* Given exercise: In the material below, find each line holding the string "into" and copy it.

* Source material:
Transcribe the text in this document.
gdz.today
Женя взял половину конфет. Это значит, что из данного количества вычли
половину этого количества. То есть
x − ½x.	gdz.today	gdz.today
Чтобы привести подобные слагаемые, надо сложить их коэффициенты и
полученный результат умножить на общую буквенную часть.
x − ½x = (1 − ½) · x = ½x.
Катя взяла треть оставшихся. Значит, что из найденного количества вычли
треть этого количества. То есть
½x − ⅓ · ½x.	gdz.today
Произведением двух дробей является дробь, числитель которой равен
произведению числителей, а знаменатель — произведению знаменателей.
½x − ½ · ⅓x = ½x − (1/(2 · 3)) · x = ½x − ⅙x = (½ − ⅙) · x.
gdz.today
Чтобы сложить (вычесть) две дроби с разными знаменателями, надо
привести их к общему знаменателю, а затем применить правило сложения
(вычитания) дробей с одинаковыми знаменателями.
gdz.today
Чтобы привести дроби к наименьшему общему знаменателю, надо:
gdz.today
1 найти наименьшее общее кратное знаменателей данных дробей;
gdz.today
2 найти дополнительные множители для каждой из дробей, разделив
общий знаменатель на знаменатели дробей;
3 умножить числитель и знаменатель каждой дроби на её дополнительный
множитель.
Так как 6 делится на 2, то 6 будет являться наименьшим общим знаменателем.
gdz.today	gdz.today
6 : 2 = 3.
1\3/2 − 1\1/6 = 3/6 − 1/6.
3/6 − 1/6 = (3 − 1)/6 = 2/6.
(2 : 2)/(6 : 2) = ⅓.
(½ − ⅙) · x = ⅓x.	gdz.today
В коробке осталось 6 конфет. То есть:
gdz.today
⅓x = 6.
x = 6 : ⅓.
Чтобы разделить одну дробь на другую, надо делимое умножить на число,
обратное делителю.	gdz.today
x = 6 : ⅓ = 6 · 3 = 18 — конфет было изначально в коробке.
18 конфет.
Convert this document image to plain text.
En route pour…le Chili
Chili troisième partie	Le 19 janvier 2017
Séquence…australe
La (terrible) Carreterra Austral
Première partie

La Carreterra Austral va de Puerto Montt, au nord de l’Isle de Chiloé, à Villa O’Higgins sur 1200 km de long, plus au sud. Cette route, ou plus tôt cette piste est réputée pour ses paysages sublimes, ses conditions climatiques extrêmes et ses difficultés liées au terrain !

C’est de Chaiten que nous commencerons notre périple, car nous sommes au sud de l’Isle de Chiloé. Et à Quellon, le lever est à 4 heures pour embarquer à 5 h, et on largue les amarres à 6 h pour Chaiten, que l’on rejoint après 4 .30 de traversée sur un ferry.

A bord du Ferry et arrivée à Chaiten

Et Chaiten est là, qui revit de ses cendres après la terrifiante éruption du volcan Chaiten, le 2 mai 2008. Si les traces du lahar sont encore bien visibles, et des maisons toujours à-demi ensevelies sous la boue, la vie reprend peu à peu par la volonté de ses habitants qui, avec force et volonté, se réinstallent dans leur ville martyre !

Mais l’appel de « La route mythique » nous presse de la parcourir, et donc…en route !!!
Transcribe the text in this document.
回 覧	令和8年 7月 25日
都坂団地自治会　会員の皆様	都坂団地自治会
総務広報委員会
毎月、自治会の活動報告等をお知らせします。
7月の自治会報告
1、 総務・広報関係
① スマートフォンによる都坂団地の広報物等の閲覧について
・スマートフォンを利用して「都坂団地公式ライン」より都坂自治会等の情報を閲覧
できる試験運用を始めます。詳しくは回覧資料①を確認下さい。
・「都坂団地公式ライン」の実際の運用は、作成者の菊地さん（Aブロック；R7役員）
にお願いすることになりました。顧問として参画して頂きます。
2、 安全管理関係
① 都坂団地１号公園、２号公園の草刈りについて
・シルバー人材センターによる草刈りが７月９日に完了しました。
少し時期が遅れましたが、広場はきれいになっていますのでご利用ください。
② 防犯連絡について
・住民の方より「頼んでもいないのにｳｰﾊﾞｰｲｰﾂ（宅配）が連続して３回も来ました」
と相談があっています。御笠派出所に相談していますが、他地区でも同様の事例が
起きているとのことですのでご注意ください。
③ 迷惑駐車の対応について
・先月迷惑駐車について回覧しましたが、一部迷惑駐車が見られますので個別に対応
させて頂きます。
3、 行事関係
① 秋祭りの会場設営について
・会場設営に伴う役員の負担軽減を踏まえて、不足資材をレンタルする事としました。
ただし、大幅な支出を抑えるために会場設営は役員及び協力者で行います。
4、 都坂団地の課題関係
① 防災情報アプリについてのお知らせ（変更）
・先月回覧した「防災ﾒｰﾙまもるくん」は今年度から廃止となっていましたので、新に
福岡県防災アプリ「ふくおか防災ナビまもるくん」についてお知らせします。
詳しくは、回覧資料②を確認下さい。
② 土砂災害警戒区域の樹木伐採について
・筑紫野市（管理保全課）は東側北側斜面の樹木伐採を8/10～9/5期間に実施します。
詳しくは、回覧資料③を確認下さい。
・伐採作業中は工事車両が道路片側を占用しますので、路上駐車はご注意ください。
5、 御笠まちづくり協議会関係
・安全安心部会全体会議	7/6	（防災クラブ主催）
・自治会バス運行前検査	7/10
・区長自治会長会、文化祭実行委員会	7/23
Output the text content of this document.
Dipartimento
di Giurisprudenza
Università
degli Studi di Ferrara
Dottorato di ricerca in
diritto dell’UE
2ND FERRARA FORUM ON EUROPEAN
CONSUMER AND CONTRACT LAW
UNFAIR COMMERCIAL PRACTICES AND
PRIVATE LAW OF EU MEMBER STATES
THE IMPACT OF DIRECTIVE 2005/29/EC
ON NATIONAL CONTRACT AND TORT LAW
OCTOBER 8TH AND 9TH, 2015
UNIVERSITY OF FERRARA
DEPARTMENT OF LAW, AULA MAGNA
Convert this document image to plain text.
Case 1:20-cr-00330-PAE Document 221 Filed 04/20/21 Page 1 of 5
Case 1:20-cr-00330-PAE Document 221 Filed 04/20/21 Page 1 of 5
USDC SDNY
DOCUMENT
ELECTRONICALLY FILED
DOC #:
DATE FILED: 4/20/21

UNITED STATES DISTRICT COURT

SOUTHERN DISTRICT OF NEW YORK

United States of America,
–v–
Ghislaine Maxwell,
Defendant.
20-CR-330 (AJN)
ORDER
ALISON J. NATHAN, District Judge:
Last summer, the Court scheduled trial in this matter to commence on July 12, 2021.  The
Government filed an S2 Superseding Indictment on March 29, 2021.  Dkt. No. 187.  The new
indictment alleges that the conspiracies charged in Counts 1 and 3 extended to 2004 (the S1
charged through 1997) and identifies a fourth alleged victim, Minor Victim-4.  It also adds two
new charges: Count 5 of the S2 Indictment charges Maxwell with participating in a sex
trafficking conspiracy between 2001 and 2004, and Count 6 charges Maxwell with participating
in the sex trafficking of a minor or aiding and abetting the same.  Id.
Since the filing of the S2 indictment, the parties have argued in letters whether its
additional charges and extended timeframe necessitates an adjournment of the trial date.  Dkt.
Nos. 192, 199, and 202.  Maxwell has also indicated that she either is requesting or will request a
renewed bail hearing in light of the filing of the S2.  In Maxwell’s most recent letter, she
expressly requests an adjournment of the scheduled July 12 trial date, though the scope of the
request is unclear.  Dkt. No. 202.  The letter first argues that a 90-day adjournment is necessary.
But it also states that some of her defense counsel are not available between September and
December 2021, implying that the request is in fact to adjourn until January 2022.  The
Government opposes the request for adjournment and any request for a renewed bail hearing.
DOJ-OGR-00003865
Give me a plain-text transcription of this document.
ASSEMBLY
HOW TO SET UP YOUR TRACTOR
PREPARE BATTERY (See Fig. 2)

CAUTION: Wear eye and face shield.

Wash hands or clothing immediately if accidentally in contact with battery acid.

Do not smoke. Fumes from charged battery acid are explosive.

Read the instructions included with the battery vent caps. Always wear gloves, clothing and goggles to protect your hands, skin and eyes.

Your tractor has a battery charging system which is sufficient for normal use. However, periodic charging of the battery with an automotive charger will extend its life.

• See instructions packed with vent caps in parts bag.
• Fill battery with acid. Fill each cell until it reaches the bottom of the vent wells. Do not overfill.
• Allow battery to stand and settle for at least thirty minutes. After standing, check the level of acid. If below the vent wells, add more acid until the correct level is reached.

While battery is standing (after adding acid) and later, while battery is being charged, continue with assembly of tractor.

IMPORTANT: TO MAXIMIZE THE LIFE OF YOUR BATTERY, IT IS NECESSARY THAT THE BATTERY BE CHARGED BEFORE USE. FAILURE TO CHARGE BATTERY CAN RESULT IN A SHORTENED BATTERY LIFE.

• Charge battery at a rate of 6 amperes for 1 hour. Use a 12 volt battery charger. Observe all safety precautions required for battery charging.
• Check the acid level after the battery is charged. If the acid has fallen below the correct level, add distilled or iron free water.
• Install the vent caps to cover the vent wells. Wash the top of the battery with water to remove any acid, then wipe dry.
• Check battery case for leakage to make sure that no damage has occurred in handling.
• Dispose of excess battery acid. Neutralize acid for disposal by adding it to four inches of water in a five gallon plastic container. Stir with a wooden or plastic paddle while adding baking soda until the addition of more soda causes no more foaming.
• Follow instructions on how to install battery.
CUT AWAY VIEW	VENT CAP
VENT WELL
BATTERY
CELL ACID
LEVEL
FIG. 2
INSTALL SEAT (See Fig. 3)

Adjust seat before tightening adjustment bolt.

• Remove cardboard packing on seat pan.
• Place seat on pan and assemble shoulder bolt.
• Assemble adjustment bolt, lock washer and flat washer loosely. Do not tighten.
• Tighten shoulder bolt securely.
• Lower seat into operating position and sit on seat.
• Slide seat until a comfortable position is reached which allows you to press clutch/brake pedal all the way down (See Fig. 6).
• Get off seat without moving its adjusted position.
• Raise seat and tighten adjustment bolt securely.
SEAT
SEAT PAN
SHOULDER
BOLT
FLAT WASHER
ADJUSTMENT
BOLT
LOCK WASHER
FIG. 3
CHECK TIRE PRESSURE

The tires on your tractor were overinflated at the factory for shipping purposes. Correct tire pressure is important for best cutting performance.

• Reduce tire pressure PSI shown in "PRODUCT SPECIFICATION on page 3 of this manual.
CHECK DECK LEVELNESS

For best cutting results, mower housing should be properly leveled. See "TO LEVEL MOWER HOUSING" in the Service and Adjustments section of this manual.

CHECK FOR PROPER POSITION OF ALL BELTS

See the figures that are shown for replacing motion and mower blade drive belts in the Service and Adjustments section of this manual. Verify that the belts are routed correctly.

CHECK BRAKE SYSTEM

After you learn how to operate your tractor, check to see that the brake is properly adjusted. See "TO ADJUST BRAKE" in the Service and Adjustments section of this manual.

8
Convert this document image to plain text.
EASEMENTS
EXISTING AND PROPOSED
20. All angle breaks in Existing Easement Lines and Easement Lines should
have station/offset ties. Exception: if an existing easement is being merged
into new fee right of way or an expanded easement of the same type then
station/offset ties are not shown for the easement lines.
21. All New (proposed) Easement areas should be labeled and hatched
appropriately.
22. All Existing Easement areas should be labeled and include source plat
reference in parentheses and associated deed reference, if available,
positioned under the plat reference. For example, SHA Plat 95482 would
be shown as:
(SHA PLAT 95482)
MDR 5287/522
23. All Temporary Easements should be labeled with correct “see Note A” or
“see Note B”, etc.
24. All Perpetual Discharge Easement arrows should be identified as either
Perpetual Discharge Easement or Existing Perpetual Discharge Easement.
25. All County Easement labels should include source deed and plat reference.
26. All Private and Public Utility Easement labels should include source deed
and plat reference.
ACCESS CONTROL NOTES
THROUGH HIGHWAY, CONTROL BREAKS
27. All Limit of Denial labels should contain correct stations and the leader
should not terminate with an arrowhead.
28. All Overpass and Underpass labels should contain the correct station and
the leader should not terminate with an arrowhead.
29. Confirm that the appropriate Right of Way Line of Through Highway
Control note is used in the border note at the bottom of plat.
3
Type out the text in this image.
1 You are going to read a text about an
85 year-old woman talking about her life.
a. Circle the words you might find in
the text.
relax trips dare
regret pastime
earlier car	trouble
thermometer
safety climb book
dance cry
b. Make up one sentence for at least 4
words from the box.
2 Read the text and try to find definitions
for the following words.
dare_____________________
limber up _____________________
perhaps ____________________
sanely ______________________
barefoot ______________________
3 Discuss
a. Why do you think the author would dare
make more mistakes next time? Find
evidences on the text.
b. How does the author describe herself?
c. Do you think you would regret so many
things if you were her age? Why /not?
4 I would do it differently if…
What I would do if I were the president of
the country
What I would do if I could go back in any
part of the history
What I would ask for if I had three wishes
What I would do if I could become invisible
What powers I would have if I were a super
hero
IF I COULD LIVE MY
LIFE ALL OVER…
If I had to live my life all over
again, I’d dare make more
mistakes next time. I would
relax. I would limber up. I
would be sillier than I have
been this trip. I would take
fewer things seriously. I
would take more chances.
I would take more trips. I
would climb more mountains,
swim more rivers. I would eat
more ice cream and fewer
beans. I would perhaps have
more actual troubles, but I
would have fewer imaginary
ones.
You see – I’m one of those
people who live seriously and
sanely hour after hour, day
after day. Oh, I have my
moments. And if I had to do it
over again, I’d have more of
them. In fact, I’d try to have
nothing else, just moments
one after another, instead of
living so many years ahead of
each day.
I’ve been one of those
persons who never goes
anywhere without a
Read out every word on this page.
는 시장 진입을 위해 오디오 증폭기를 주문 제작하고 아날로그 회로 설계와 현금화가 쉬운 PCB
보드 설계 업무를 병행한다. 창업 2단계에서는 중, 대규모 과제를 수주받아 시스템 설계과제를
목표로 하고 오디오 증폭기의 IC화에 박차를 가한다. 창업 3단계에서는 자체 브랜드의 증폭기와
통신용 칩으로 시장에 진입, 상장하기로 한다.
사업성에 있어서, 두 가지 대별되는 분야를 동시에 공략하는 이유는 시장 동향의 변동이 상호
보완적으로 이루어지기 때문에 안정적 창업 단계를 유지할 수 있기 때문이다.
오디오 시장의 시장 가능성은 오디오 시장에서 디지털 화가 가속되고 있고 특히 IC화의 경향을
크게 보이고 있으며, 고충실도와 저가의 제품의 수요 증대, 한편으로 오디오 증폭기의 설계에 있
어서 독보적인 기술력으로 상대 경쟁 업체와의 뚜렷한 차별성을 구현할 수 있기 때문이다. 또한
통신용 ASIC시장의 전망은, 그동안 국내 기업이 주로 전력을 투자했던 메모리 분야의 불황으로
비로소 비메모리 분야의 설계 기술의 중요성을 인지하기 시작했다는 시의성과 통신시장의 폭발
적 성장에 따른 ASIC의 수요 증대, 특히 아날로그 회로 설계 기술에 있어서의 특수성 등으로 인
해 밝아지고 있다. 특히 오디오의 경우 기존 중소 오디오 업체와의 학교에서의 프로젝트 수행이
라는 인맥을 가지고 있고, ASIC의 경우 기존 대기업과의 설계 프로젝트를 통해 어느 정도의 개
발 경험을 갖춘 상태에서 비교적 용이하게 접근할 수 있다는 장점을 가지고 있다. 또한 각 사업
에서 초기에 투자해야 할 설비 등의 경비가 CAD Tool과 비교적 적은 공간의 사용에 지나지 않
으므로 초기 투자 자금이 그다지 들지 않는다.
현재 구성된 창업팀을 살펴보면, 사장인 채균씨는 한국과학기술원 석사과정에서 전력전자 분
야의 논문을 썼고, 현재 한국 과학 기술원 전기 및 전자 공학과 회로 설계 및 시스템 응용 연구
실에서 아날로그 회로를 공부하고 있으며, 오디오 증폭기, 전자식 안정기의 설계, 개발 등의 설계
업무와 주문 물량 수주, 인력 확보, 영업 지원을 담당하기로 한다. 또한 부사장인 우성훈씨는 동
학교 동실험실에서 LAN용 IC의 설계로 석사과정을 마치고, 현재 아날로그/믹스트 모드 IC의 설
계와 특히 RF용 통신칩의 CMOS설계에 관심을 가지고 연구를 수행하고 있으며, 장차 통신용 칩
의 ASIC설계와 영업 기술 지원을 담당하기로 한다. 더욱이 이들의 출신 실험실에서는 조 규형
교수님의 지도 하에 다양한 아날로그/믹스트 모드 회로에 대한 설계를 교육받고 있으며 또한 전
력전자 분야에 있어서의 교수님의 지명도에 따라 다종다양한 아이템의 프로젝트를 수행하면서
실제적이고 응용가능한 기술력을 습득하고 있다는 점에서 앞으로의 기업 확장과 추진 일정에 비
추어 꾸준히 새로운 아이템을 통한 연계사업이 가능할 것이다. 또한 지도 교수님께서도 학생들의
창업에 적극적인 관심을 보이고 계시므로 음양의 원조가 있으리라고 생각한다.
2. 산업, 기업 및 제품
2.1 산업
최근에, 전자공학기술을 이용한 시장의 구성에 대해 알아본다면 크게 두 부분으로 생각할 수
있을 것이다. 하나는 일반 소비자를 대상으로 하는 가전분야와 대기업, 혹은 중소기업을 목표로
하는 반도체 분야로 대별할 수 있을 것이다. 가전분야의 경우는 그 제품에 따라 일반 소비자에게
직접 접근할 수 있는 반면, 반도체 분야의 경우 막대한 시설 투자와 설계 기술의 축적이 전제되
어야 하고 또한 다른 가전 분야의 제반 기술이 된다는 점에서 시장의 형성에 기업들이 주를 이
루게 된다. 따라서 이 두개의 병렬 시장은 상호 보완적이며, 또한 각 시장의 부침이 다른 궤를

* Final result:
• Lower seat into operating position and sit on seat.
into new fee right of way or an expanded easement of the same type then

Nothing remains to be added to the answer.